**Directions**
Count, in the entries below, the lines in which "ylabel" occurs. Give the number, nothing more.
+++ Input material +++
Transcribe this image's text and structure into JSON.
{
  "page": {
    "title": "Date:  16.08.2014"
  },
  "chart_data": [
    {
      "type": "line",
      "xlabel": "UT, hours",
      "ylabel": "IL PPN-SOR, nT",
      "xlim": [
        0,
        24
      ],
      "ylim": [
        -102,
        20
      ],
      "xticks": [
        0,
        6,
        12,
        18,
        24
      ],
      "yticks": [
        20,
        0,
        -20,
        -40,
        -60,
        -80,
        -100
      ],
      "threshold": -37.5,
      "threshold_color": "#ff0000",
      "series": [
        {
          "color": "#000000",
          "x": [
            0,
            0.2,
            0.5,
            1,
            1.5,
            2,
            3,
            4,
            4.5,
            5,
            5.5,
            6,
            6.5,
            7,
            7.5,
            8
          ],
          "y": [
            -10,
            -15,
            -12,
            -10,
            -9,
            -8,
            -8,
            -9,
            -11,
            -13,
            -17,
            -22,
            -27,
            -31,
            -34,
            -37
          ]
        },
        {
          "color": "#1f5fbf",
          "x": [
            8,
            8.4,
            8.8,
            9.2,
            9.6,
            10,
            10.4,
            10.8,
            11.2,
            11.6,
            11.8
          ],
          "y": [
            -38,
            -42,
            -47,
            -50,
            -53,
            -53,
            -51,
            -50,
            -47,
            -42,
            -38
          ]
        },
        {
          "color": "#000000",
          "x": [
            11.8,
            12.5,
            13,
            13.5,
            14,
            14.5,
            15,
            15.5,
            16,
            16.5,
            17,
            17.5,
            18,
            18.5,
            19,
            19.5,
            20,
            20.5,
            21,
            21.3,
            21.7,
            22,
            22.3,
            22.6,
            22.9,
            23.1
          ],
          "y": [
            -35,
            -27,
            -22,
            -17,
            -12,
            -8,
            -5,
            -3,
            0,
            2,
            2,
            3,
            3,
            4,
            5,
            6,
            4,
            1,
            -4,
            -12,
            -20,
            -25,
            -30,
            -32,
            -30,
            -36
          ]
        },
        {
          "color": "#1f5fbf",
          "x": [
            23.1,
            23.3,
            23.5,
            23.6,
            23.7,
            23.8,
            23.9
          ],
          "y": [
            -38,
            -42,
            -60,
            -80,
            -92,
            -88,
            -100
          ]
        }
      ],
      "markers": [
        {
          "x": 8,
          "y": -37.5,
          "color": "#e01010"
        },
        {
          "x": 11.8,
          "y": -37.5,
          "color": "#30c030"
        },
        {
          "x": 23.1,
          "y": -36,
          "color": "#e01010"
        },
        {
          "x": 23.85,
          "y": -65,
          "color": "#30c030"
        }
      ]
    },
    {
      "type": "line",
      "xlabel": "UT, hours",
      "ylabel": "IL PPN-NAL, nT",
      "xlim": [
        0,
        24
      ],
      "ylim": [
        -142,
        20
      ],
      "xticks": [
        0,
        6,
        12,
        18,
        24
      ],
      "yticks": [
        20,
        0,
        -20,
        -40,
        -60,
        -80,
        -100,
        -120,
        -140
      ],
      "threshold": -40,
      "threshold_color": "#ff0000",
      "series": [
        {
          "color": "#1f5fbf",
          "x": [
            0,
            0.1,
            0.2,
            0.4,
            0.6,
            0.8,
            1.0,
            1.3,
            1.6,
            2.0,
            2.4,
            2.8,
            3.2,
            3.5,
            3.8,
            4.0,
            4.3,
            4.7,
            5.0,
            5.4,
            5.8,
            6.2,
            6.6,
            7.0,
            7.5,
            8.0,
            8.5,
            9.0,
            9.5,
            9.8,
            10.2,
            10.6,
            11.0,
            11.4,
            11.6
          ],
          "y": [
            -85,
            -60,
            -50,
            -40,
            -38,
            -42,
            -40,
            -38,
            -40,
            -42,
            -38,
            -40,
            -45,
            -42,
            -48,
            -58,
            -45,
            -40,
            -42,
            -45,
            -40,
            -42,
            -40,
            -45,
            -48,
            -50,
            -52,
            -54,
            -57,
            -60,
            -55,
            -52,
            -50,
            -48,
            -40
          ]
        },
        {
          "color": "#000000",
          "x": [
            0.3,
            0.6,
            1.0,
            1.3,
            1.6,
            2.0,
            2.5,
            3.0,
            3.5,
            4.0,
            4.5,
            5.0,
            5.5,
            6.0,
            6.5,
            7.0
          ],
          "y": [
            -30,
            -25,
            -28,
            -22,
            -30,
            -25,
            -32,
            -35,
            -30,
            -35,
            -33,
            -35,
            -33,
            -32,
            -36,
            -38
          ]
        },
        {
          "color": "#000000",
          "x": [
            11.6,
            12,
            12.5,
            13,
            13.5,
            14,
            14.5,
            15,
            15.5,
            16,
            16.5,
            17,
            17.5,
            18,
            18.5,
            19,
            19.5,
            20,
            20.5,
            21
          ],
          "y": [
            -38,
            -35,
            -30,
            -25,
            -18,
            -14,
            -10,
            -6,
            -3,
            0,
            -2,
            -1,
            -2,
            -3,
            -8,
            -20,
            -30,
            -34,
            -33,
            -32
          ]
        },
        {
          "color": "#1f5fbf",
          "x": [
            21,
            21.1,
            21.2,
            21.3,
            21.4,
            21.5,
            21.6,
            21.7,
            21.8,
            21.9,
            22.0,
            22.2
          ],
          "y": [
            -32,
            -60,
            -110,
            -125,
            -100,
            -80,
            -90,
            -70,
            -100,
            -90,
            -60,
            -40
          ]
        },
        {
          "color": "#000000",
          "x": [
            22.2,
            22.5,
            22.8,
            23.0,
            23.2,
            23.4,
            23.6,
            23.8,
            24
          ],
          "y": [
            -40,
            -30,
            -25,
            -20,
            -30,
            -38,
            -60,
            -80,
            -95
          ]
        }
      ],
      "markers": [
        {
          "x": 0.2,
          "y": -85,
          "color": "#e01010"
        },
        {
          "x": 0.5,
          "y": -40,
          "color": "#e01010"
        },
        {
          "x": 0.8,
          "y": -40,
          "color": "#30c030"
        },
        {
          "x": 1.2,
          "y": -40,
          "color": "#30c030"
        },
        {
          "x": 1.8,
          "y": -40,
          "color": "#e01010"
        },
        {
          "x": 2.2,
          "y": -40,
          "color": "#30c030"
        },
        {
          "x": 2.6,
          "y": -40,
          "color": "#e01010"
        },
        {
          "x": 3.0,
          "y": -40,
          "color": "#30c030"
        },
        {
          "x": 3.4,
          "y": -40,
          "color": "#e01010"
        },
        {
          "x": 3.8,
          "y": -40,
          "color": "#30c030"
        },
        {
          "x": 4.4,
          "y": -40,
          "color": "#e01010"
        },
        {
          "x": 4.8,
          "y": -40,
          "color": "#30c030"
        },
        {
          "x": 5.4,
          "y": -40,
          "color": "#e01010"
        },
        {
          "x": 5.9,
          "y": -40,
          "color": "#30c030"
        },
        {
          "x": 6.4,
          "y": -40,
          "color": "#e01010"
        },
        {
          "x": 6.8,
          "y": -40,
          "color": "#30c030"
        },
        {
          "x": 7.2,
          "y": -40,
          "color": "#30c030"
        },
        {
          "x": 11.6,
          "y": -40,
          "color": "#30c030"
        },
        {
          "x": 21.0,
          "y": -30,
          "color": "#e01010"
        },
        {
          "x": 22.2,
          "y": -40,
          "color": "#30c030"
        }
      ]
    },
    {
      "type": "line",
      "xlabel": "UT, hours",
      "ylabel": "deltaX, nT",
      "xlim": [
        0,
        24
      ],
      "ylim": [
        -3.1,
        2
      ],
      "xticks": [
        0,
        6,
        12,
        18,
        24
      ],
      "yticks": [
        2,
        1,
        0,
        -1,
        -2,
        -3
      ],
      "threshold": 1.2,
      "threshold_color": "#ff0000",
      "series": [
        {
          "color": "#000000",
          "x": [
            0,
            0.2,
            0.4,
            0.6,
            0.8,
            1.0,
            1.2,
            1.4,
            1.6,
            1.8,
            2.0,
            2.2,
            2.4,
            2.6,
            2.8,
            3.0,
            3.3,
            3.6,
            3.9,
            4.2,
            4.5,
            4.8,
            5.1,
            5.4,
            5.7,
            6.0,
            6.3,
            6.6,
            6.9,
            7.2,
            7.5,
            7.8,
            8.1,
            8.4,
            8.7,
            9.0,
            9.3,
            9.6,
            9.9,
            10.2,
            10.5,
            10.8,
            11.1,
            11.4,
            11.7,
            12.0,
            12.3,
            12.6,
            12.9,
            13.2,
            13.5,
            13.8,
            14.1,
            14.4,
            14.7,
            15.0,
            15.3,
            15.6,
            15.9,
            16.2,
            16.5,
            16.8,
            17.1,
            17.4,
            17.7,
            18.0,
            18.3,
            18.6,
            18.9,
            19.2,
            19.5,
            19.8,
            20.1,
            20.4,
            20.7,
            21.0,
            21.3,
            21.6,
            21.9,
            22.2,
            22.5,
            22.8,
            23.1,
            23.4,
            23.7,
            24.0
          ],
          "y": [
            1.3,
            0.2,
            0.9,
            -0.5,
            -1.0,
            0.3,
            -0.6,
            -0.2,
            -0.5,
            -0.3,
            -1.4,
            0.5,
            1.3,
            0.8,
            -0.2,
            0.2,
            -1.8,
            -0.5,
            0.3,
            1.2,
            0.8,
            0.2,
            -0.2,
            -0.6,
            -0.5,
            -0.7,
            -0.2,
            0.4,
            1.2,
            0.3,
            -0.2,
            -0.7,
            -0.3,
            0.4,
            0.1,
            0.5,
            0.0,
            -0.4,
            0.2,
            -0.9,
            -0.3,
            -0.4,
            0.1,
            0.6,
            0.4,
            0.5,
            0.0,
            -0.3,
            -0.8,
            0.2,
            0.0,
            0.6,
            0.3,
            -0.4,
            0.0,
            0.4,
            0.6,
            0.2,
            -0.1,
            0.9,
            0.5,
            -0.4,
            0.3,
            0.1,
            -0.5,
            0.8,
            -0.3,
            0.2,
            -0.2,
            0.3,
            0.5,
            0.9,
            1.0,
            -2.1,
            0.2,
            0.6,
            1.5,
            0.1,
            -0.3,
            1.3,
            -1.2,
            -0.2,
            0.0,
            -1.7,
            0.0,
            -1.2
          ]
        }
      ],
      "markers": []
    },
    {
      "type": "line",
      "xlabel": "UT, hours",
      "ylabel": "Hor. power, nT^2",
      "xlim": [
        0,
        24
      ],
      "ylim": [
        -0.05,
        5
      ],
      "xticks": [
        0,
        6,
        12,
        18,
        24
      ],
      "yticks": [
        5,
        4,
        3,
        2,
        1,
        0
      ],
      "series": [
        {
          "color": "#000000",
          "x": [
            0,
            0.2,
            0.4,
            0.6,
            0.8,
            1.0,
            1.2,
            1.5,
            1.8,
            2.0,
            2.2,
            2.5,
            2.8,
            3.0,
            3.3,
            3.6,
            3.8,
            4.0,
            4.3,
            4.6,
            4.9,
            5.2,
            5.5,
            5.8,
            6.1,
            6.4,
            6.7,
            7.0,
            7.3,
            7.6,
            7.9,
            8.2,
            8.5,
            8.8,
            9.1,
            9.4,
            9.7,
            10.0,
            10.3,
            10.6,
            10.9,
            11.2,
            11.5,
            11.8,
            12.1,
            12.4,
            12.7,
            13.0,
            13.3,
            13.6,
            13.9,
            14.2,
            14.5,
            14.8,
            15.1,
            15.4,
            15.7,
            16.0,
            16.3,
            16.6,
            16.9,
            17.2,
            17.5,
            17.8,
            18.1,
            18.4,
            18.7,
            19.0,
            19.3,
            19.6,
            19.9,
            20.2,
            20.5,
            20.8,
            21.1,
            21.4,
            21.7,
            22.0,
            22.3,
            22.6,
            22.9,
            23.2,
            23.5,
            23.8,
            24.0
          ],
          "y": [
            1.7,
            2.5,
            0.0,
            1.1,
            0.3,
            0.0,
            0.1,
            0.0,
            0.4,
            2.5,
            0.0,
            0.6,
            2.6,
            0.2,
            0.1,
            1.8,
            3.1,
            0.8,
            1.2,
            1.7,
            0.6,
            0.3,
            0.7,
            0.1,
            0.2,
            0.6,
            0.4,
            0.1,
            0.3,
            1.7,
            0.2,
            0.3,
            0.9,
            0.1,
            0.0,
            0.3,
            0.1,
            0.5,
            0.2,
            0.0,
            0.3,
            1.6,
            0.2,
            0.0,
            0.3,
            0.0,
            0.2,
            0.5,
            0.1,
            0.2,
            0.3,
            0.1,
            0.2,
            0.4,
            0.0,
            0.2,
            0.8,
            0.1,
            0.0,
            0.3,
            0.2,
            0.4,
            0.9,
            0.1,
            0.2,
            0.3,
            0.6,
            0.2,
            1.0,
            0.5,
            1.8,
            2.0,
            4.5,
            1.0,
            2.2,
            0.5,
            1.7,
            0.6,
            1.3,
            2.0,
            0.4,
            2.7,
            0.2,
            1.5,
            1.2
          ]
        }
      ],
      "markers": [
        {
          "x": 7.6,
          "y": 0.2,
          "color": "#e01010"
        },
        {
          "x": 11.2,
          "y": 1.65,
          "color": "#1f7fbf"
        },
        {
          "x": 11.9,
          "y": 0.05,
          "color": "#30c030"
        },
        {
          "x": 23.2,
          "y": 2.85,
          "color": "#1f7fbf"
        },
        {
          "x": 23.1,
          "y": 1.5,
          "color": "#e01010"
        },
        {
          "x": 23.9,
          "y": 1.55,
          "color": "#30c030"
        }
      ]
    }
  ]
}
+++
**Exercise solution**
4